§ **What to do**: Return the records word for word. Any pictures in them are not part of the copy.

§ **Records from a data collection**:
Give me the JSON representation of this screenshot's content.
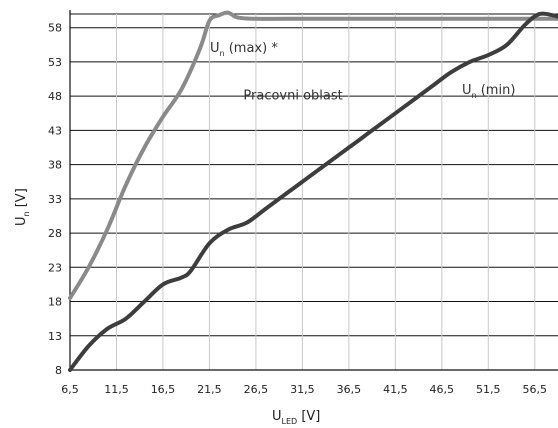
{
  "chart_data": {
    "type": "line",
    "xlim": [
      6.5,
      59
    ],
    "ylim": [
      8,
      60
    ],
    "x_ticks": [
      6.5,
      11.5,
      16.5,
      21.5,
      26.5,
      31.5,
      36.5,
      41.5,
      46.5,
      51.5,
      56.5
    ],
    "x_tick_labels": [
      "6,5",
      "11,5",
      "16,5",
      "21,5",
      "26,5",
      "31,5",
      "36,5",
      "41,5",
      "46,5",
      "51,5",
      "56,5"
    ],
    "y_ticks": [
      8,
      13,
      18,
      23,
      28,
      33,
      38,
      43,
      48,
      53,
      58
    ],
    "y_tick_labels": [
      "8",
      "13",
      "18",
      "23",
      "28",
      "33",
      "38",
      "43",
      "48",
      "53",
      "58"
    ],
    "xlabel": {
      "main": "U",
      "sub": "LED",
      "unit": " [V]"
    },
    "ylabel": {
      "main": "U",
      "sub": "n",
      "unit": " [V]"
    },
    "grid": "both",
    "series": [
      {
        "name": "Un (max) *",
        "label": {
          "main": "U",
          "sub": "n",
          "rest": " (max) *"
        },
        "color": "#8a8a8a",
        "x": [
          6.5,
          8.5,
          10.5,
          12.5,
          14.5,
          16.5,
          18.5,
          20.5,
          21.5,
          22.5,
          23.5,
          24.5,
          26.5,
          30,
          40,
          50,
          57,
          59
        ],
        "y": [
          18.5,
          23,
          28.5,
          35,
          40.5,
          45,
          49,
          55,
          59,
          59.8,
          60.2,
          59.5,
          59.3,
          59.3,
          59.3,
          59.3,
          59.3,
          59.3
        ]
      },
      {
        "name": "Un (min)",
        "label": {
          "main": "U",
          "sub": "n",
          "rest": " (min)"
        },
        "color": "#3d3d3d",
        "x": [
          6.5,
          8.5,
          10.5,
          12.5,
          14.5,
          16.5,
          18.5,
          19.5,
          21.5,
          23.5,
          25.5,
          27.5,
          29.5,
          31.5,
          33.5,
          35.5,
          37.5,
          39.5,
          41.5,
          43.5,
          45.5,
          47.5,
          49.5,
          51.5,
          53.5,
          55.5,
          57,
          58.5,
          59
        ],
        "y": [
          8,
          11.5,
          14,
          15.5,
          18,
          20.5,
          21.5,
          22.5,
          26.5,
          28.5,
          29.5,
          31.5,
          33.5,
          35.5,
          37.5,
          39.5,
          41.5,
          43.5,
          45.5,
          47.5,
          49.5,
          51.5,
          53,
          54,
          55.5,
          58.5,
          60,
          59.8,
          59.6
        ]
      }
    ],
    "annotations": [
      {
        "text": "Pracovni oblast",
        "x": 30.5,
        "y": 47.5
      }
    ]
  }
}
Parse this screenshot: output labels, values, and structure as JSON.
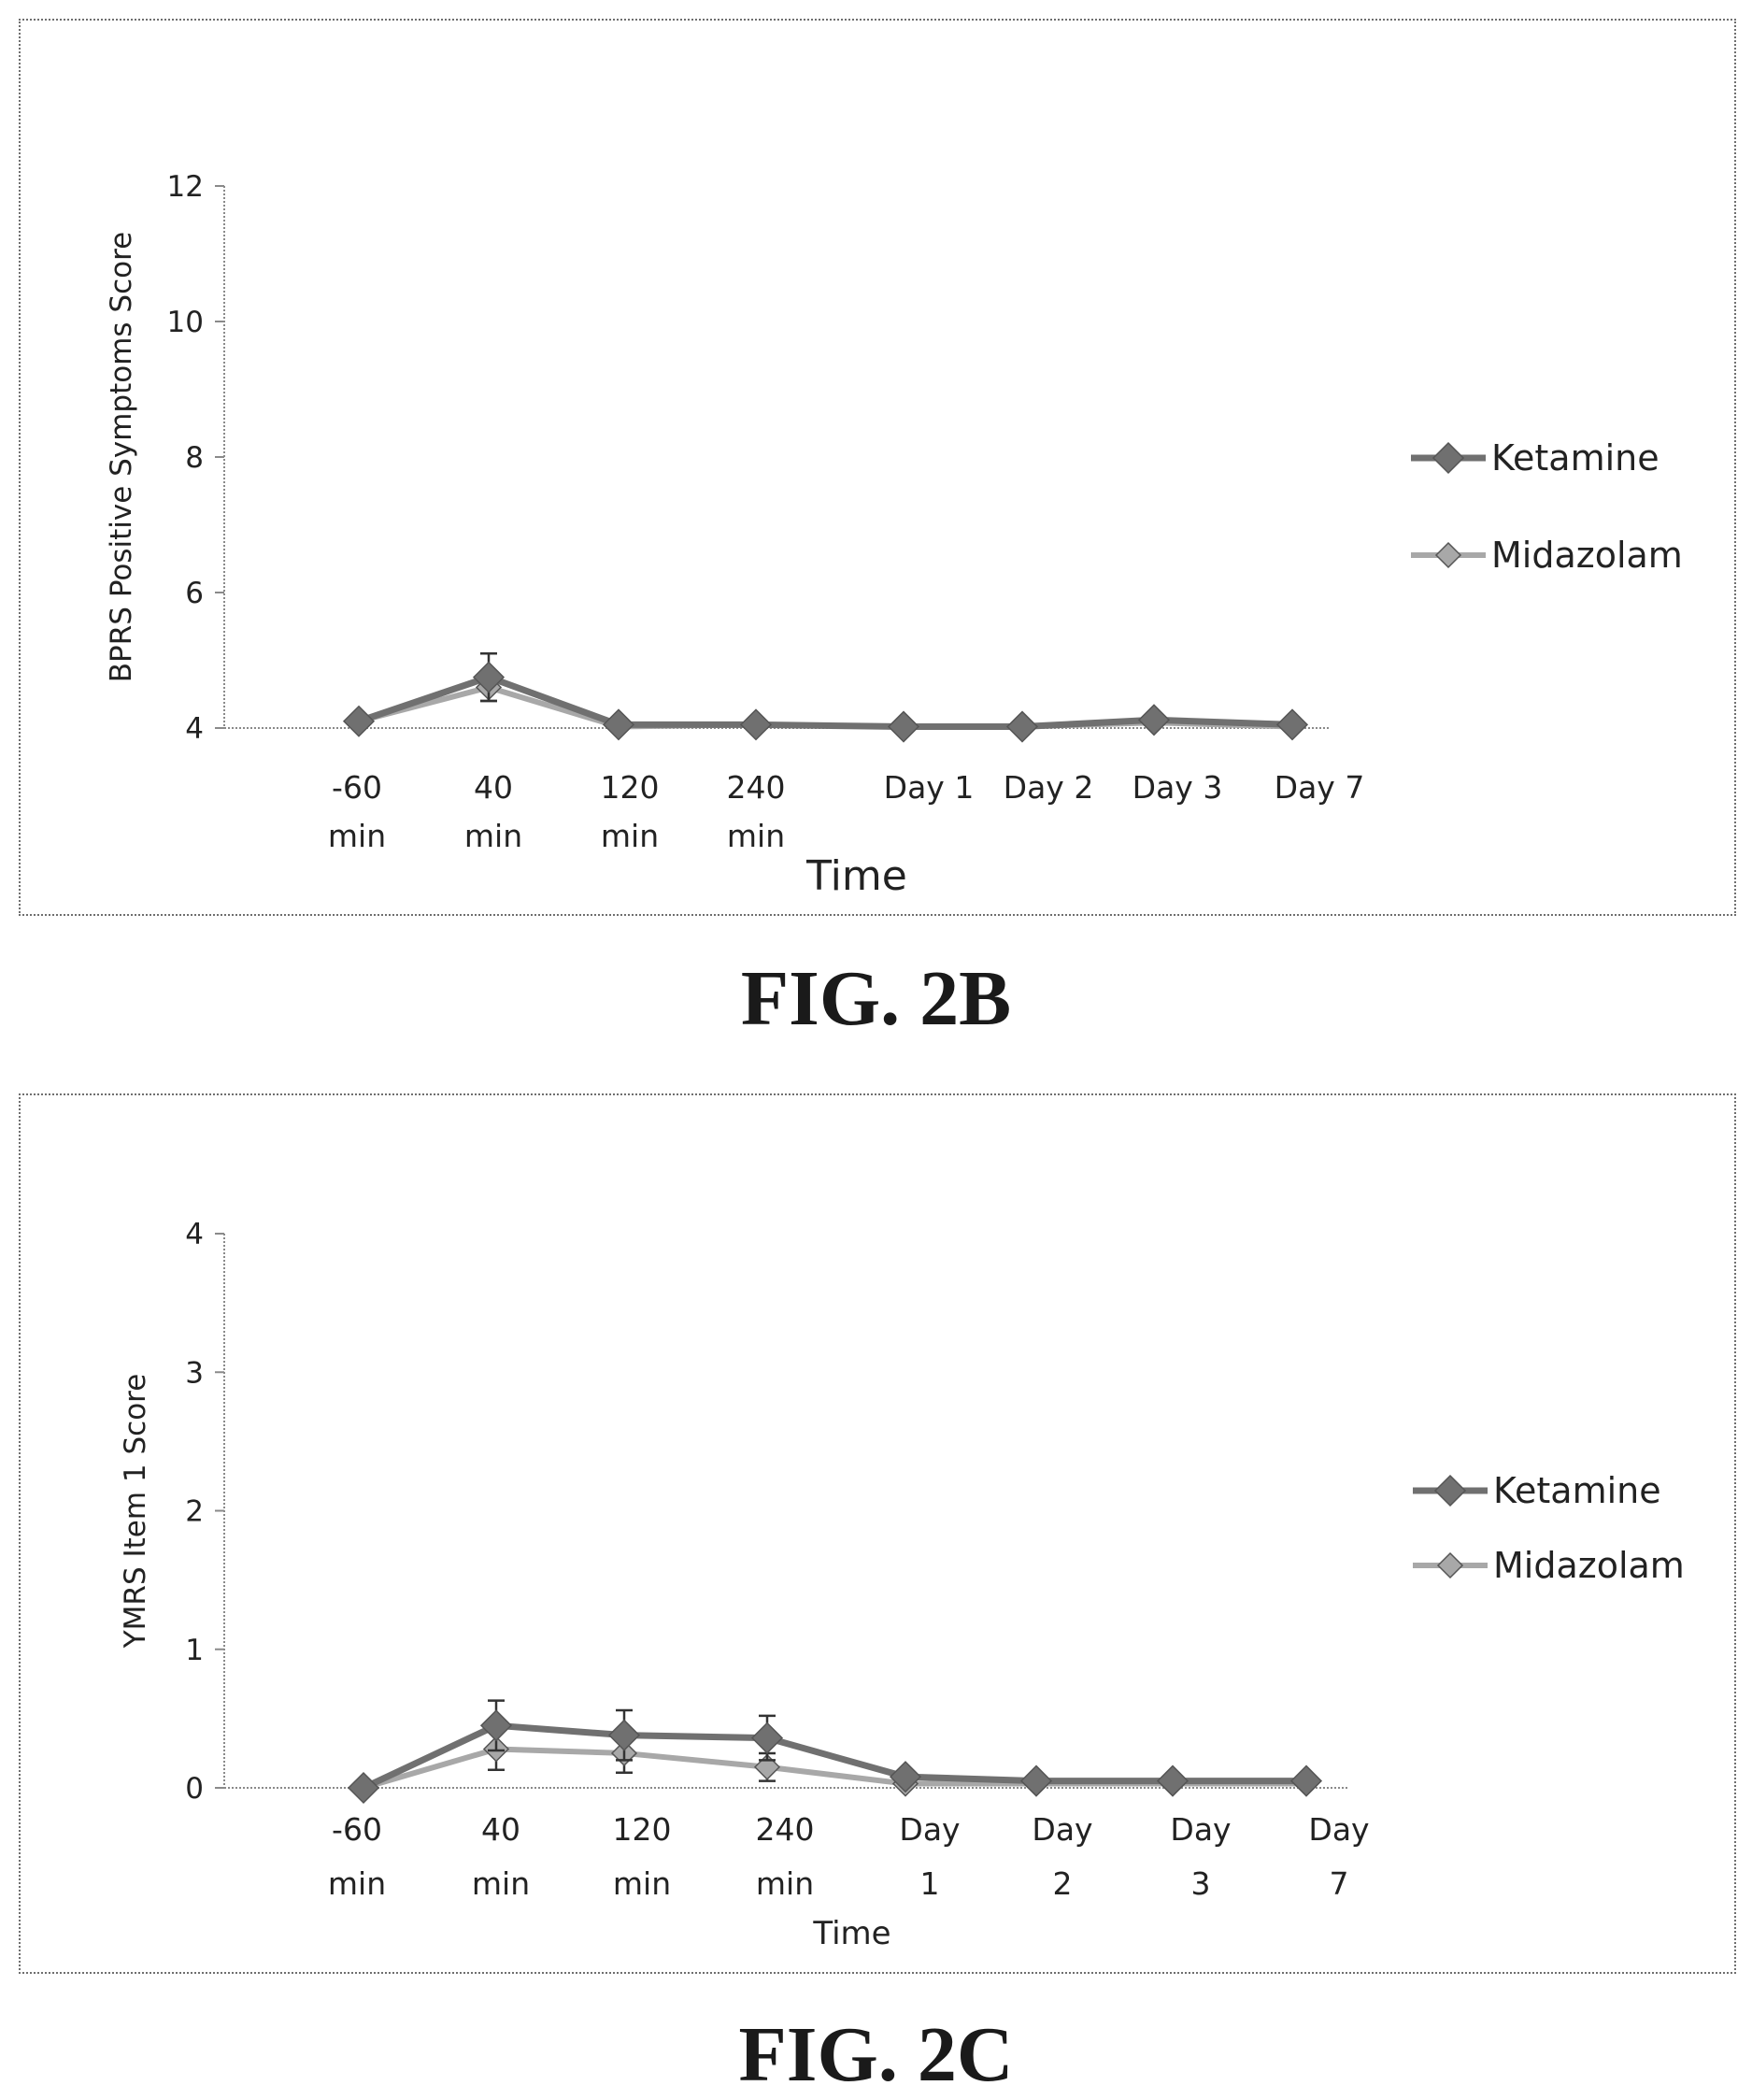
{
  "chart_data": [
    {
      "type": "line",
      "figure_label": "FIG. 2B",
      "xlabel": "Time",
      "ylabel": "BPRS Positive Symptoms Score",
      "categories": [
        [
          "-60",
          "min"
        ],
        [
          "40",
          "min"
        ],
        [
          "120",
          "min"
        ],
        [
          "240",
          "min"
        ],
        [
          "Day 1"
        ],
        [
          "Day 2"
        ],
        [
          "Day 3"
        ],
        [
          "Day 7"
        ]
      ],
      "yticks": [
        "4",
        "6",
        "8",
        "10",
        "12"
      ],
      "ylim": [
        4,
        12
      ],
      "legend_position": "right",
      "series": [
        {
          "name": "Ketamine",
          "values": [
            4.1,
            4.75,
            4.05,
            4.05,
            4.02,
            4.02,
            4.12,
            4.05
          ],
          "err": [
            0,
            0.35,
            0,
            0,
            0,
            0,
            0,
            0
          ]
        },
        {
          "name": "Midazolam",
          "values": [
            4.1,
            4.6,
            4.02,
            4.05,
            4.02,
            4.02,
            4.08,
            4.02
          ],
          "err": [
            0,
            0.2,
            0,
            0,
            0,
            0,
            0,
            0
          ]
        }
      ],
      "colors": {
        "ketamine": "#707070",
        "midazolam": "#a8a8a8"
      }
    },
    {
      "type": "line",
      "figure_label": "FIG. 2C",
      "xlabel": "Time",
      "ylabel": "YMRS Item 1 Score",
      "categories": [
        [
          "-60",
          "min"
        ],
        [
          "40",
          "min"
        ],
        [
          "120",
          "min"
        ],
        [
          "240",
          "min"
        ],
        [
          "Day",
          "1"
        ],
        [
          "Day",
          "2"
        ],
        [
          "Day",
          "3"
        ],
        [
          "Day",
          "7"
        ]
      ],
      "yticks": [
        "0",
        "1",
        "2",
        "3",
        "4"
      ],
      "ylim": [
        0,
        4
      ],
      "legend_position": "right",
      "series": [
        {
          "name": "Ketamine",
          "values": [
            0,
            0.45,
            0.38,
            0.36,
            0.08,
            0.05,
            0.05,
            0.05
          ],
          "err": [
            0,
            0.18,
            0.18,
            0.16,
            0,
            0,
            0,
            0
          ]
        },
        {
          "name": "Midazolam",
          "values": [
            0,
            0.28,
            0.25,
            0.15,
            0.03,
            0.03,
            0.03,
            0.03
          ],
          "err": [
            0,
            0.15,
            0.14,
            0.1,
            0,
            0,
            0,
            0
          ]
        }
      ],
      "colors": {
        "ketamine": "#707070",
        "midazolam": "#a8a8a8"
      }
    }
  ]
}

§ **Final result**:
Give me the JSON representation of this screenshot's content.
{
  "chart_data": {
    "type": "line",
    "xlim": [
      6.5,
      59
    ],
    "ylim": [
      8,
      60
    ],
    "x_ticks": [
      6.5,
      11.5,
      16.5,
      21.5,
      26.5,
      31.5,
      36.5,
      41.5,
      46.5,
      51.5,
      56.5
    ],
    "x_tick_labels": [
      "6,5",
      "11,5",
      "16,5",
      "21,5",
      "26,5",
      "31,5",
      "36,5",
      "41,5",
      "46,5",
      "51,5",
      "56,5"
    ],
    "y_ticks": [
      8,
      13,
      18,
      23,
      28,
      33,
      38,
      43,
      48,
      53,
      58
    ],
    "y_tick_labels": [
      "8",
      "13",
      "18",
      "23",
      "28",
      "33",
      "38",
      "43",
      "48",
      "53",
      "58"
    ],
    "xlabel": {
      "main": "U",
      "sub": "LED",
      "unit": " [V]"
    },
    "ylabel": {
      "main": "U",
      "sub": "n",
      "unit": " [V]"
    },
    "grid": "both",
    "series": [
      {
        "name": "Un (max) *",
        "label": {
          "main": "U",
          "sub": "n",
          "rest": " (max) *"
        },
        "color": "#8a8a8a",
        "x": [
          6.5,
          8.5,
          10.5,
          12.5,
          14.5,
          16.5,
          18.5,
          20.5,
          21.5,
          22.5,
          23.5,
          24.5,
          26.5,
          30,
          40,
          50,
          57,
          59
        ],
        "y": [
          18.5,
          23,
          28.5,
          35,
          40.5,
          45,
          49,
          55,
          59,
          59.8,
          60.2,
          59.5,
          59.3,
          59.3,
          59.3,
          59.3,
          59.3,
          59.3
        ]
      },
      {
        "name": "Un (min)",
        "label": {
          "main": "U",
          "sub": "n",
          "rest": " (min)"
        },
        "color": "#3d3d3d",
        "x": [
          6.5,
          8.5,
          10.5,
          12.5,
          14.5,
          16.5,
          18.5,
          19.5,
          21.5,
          23.5,
          25.5,
          27.5,
          29.5,
          31.5,
          33.5,
          35.5,
          37.5,
          39.5,
          41.5,
          43.5,
          45.5,
          47.5,
          49.5,
          51.5,
          53.5,
          55.5,
          57,
          58.5,
          59
        ],
        "y": [
          8,
          11.5,
          14,
          15.5,
          18,
          20.5,
          21.5,
          22.5,
          26.5,
          28.5,
          29.5,
          31.5,
          33.5,
          35.5,
          37.5,
          39.5,
          41.5,
          43.5,
          45.5,
          47.5,
          49.5,
          51.5,
          53,
          54,
          55.5,
          58.5,
          60,
          59.8,
          59.6
        ]
      }
    ],
    "annotations": [
      {
        "text": "Pracovni oblast",
        "x": 30.5,
        "y": 47.5
      }
    ]
  }
}
Parse this screenshot: output labels, values, and structure as JSON.
{
  "chart_data": [
    {
      "type": "line",
      "figure_label": "FIG. 2B",
      "xlabel": "Time",
      "ylabel": "BPRS Positive Symptoms Score",
      "categories": [
        [
          "-60",
          "min"
        ],
        [
          "40",
          "min"
        ],
        [
          "120",
          "min"
        ],
        [
          "240",
          "min"
        ],
        [
          "Day 1"
        ],
        [
          "Day 2"
        ],
        [
          "Day 3"
        ],
        [
          "Day 7"
        ]
      ],
      "yticks": [
        "4",
        "6",
        "8",
        "10",
        "12"
      ],
      "ylim": [
        4,
        12
      ],
      "legend_position": "right",
      "series": [
        {
          "name": "Ketamine",
          "values": [
            4.1,
            4.75,
            4.05,
            4.05,
            4.02,
            4.02,
            4.12,
            4.05
          ],
          "err": [
            0,
            0.35,
            0,
            0,
            0,
            0,
            0,
            0
          ]
        },
        {
          "name": "Midazolam",
          "values": [
            4.1,
            4.6,
            4.02,
            4.05,
            4.02,
            4.02,
            4.08,
            4.02
          ],
          "err": [
            0,
            0.2,
            0,
            0,
            0,
            0,
            0,
            0
          ]
        }
      ],
      "colors": {
        "ketamine": "#707070",
        "midazolam": "#a8a8a8"
      }
    },
    {
      "type": "line",
      "figure_label": "FIG. 2C",
      "xlabel": "Time",
      "ylabel": "YMRS Item 1 Score",
      "categories": [
        [
          "-60",
          "min"
        ],
        [
          "40",
          "min"
        ],
        [
          "120",
          "min"
        ],
        [
          "240",
          "min"
        ],
        [
          "Day",
          "1"
        ],
        [
          "Day",
          "2"
        ],
        [
          "Day",
          "3"
        ],
        [
          "Day",
          "7"
        ]
      ],
      "yticks": [
        "0",
        "1",
        "2",
        "3",
        "4"
      ],
      "ylim": [
        0,
        4
      ],
      "legend_position": "right",
      "series": [
        {
          "name": "Ketamine",
          "values": [
            0,
            0.45,
            0.38,
            0.36,
            0.08,
            0.05,
            0.05,
            0.05
          ],
          "err": [
            0,
            0.18,
            0.18,
            0.16,
            0,
            0,
            0,
            0
          ]
        },
        {
          "name": "Midazolam",
          "values": [
            0,
            0.28,
            0.25,
            0.15,
            0.03,
            0.03,
            0.03,
            0.03
          ],
          "err": [
            0,
            0.15,
            0.14,
            0.1,
            0,
            0,
            0,
            0
          ]
        }
      ],
      "colors": {
        "ketamine": "#707070",
        "midazolam": "#a8a8a8"
      }
    }
  ]
}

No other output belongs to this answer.